Instructions for the task =
Return all lines from the listing below in which the string "cases" occurs.

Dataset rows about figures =

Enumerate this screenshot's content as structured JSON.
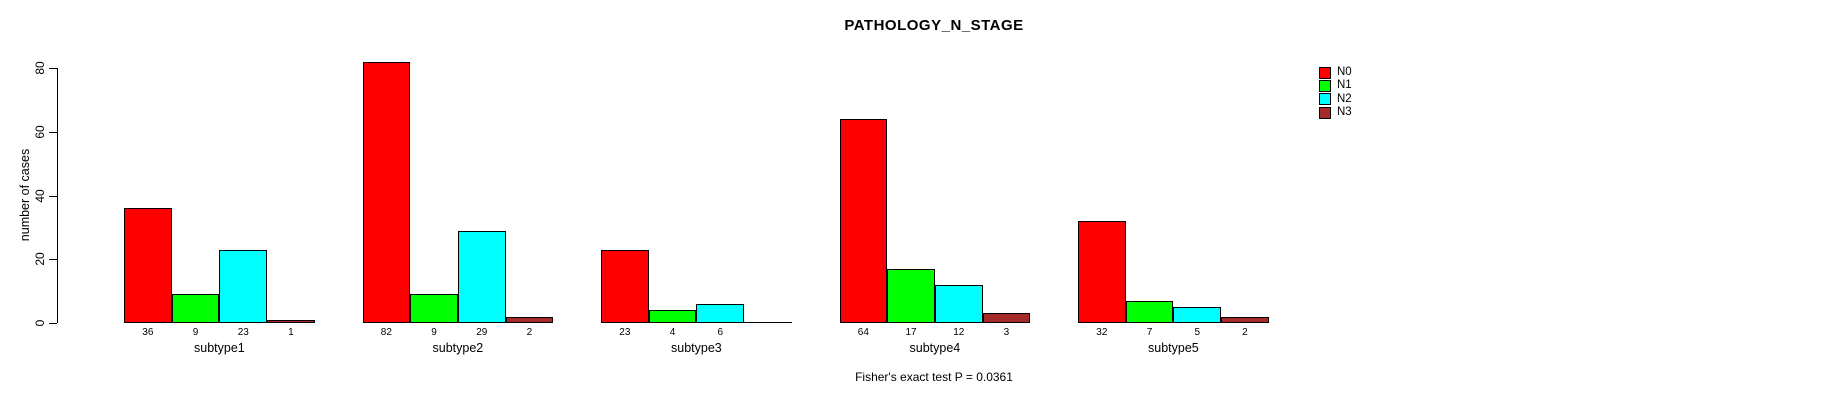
{
  "title": "PATHOLOGY_N_STAGE",
  "y_axis_label": "number of cases",
  "footer": "Fisher's exact test P = 0.0361",
  "legend": {
    "position": "top-right",
    "entries": [
      {
        "label": "N0",
        "color": "#FF0000"
      },
      {
        "label": "N1",
        "color": "#00FF00"
      },
      {
        "label": "N2",
        "color": "#00FFFF"
      },
      {
        "label": "N3",
        "color": "#A52A2A"
      }
    ]
  },
  "chart_data": {
    "type": "bar",
    "grouping": "grouped",
    "title": "PATHOLOGY_N_STAGE",
    "xlabel": "",
    "ylabel": "number of cases",
    "categories": [
      "subtype1",
      "subtype2",
      "subtype3",
      "subtype4",
      "subtype5"
    ],
    "series": [
      {
        "name": "N0",
        "color": "#FF0000",
        "values": [
          36,
          82,
          23,
          64,
          32
        ]
      },
      {
        "name": "N1",
        "color": "#00FF00",
        "values": [
          9,
          9,
          4,
          17,
          7
        ]
      },
      {
        "name": "N2",
        "color": "#00FFFF",
        "values": [
          23,
          29,
          6,
          12,
          5
        ]
      },
      {
        "name": "N3",
        "color": "#A52A2A",
        "values": [
          1,
          2,
          0,
          3,
          2
        ]
      }
    ],
    "bar_value_labels_shown": true,
    "zero_values_unlabeled": true,
    "yticks": [
      0,
      20,
      40,
      60,
      80
    ],
    "ylim": [
      0,
      85
    ],
    "grid": false,
    "legend_position": "top-right",
    "annotation": "Fisher's exact test P = 0.0361"
  }
}
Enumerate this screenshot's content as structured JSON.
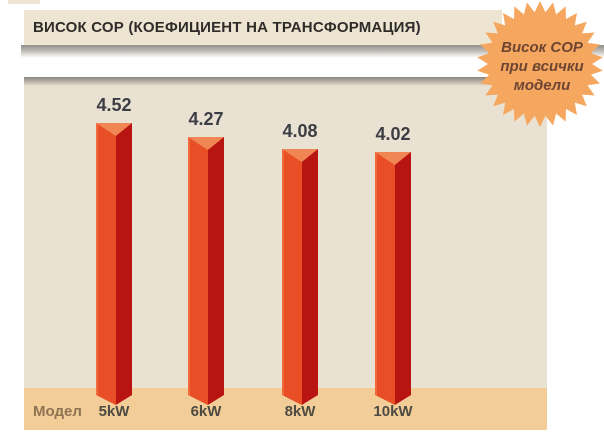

Worked answer =
  "y_axis_label": "number of cases",
    "ylabel": "number of cases",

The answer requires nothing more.